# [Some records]
>> START

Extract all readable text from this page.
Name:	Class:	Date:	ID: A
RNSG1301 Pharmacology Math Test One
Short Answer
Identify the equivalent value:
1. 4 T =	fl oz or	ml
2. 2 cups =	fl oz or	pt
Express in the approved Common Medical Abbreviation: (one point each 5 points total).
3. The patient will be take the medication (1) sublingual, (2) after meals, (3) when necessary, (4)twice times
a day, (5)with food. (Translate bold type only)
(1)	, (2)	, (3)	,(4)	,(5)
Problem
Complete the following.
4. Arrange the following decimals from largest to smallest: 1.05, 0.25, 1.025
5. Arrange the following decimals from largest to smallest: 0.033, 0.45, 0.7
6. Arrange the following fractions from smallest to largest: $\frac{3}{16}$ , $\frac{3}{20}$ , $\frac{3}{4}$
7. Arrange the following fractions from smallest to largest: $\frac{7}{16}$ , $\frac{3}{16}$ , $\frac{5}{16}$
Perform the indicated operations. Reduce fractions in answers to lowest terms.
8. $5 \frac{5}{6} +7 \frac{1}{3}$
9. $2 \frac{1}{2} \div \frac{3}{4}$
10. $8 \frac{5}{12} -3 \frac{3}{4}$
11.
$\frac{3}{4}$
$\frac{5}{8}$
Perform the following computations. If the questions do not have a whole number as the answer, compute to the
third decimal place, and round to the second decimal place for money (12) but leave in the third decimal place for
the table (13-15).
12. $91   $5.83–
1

>> END
>> START

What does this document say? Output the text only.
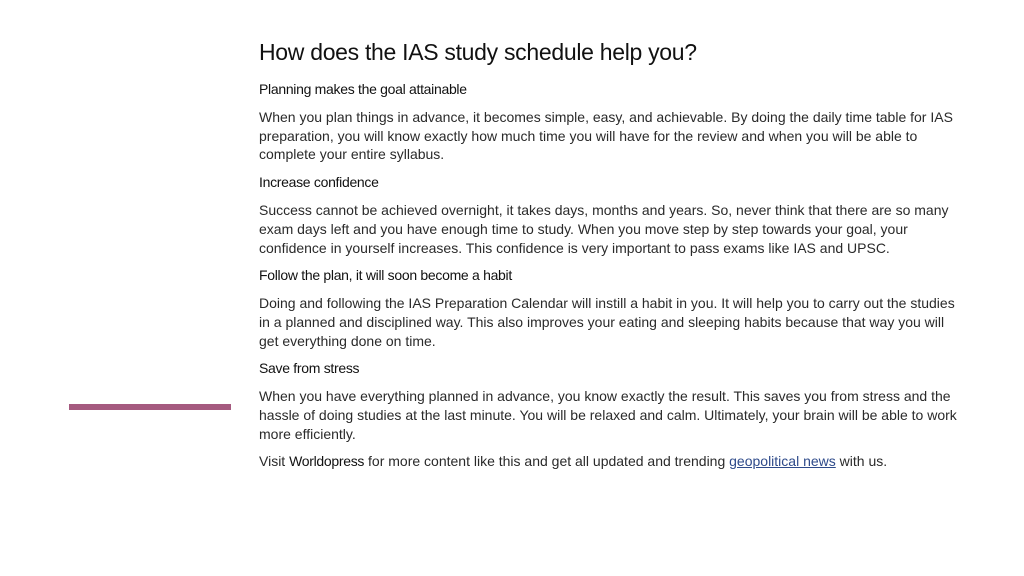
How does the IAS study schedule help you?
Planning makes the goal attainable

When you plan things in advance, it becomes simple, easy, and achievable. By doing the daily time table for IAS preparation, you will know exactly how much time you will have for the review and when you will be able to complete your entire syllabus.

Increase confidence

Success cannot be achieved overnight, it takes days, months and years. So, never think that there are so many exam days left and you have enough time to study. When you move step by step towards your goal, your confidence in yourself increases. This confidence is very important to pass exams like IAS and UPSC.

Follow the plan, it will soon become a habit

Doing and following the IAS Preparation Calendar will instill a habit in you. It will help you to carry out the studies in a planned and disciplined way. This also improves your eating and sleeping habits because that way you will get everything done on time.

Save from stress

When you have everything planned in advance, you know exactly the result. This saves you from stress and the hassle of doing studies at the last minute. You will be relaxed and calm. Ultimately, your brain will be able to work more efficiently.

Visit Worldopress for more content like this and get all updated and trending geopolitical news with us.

>> END

# [What is expected]
Gather from the records above every line containing the string "with".

# [Reply]
a day, (5)with food. (Translate bold type only)
Visit Worldopress for more content like this and get all updated and trending geopolitical news with us.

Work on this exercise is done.